Take the material and output all of it exactly.

○ ○ ○ ○ ○ ○ ○

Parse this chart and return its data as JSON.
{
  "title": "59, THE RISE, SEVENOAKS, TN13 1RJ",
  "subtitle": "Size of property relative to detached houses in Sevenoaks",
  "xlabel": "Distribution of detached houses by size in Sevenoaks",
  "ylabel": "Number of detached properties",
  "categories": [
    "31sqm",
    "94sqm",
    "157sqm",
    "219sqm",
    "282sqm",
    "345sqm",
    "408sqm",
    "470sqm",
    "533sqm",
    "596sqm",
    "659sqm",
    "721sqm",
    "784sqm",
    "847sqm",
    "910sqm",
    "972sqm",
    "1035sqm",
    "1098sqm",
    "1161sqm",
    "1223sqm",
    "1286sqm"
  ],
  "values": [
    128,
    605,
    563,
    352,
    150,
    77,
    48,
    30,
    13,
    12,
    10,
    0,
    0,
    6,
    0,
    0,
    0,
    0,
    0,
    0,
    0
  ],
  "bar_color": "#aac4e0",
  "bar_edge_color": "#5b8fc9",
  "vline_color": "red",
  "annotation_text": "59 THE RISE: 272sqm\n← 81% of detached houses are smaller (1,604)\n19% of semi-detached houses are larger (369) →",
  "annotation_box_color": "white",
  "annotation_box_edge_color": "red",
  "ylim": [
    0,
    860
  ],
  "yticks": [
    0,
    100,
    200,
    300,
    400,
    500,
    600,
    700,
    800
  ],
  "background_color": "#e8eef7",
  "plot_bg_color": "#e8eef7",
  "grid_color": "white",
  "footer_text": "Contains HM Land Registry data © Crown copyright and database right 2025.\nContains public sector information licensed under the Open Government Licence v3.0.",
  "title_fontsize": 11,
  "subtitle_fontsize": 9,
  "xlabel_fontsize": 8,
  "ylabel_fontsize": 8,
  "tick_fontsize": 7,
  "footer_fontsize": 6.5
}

○ ○ ○ ○ ○ ○ ○

* _ANSWER FOR THE TASK_:
Parse this chart and return its data as JSON.
{
  "title": "59, THE RISE, SEVENOAKS, TN13 1RJ",
  "subtitle": "Size of property relative to detached houses in Sevenoaks",
  "xlabel": "Distribution of detached houses by size in Sevenoaks",
  "ylabel": "Number of detached properties",
  "categories": [
    "31sqm",
    "94sqm",
    "157sqm",
    "219sqm",
    "282sqm",
    "345sqm",
    "408sqm",
    "470sqm",
    "533sqm",
    "596sqm",
    "659sqm",
    "721sqm",
    "784sqm",
    "847sqm",
    "910sqm",
    "972sqm",
    "1035sqm",
    "1098sqm",
    "1161sqm",
    "1223sqm",
    "1286sqm"
  ],
  "values": [
    128,
    605,
    563,
    352,
    150,
    77,
    48,
    30,
    13,
    12,
    10,
    0,
    0,
    6,
    0,
    0,
    0,
    0,
    0,
    0,
    0
  ],
  "bar_color": "#aac4e0",
  "bar_edge_color": "#5b8fc9",
  "vline_color": "red",
  "annotation_text": "59 THE RISE: 272sqm\n← 81% of detached houses are smaller (1,604)\n19% of semi-detached houses are larger (369) →",
  "annotation_box_color": "white",
  "annotation_box_edge_color": "red",
  "ylim": [
    0,
    860
  ],
  "yticks": [
    0,
    100,
    200,
    300,
    400,
    500,
    600,
    700,
    800
  ],
  "background_color": "#e8eef7",
  "plot_bg_color": "#e8eef7",
  "grid_color": "white",
  "footer_text": "Contains HM Land Registry data © Crown copyright and database right 2025.\nContains public sector information licensed under the Open Government Licence v3.0.",
  "title_fontsize": 11,
  "subtitle_fontsize": 9,
  "xlabel_fontsize": 8,
  "ylabel_fontsize": 8,
  "tick_fontsize": 7,
  "footer_fontsize": 6.5
}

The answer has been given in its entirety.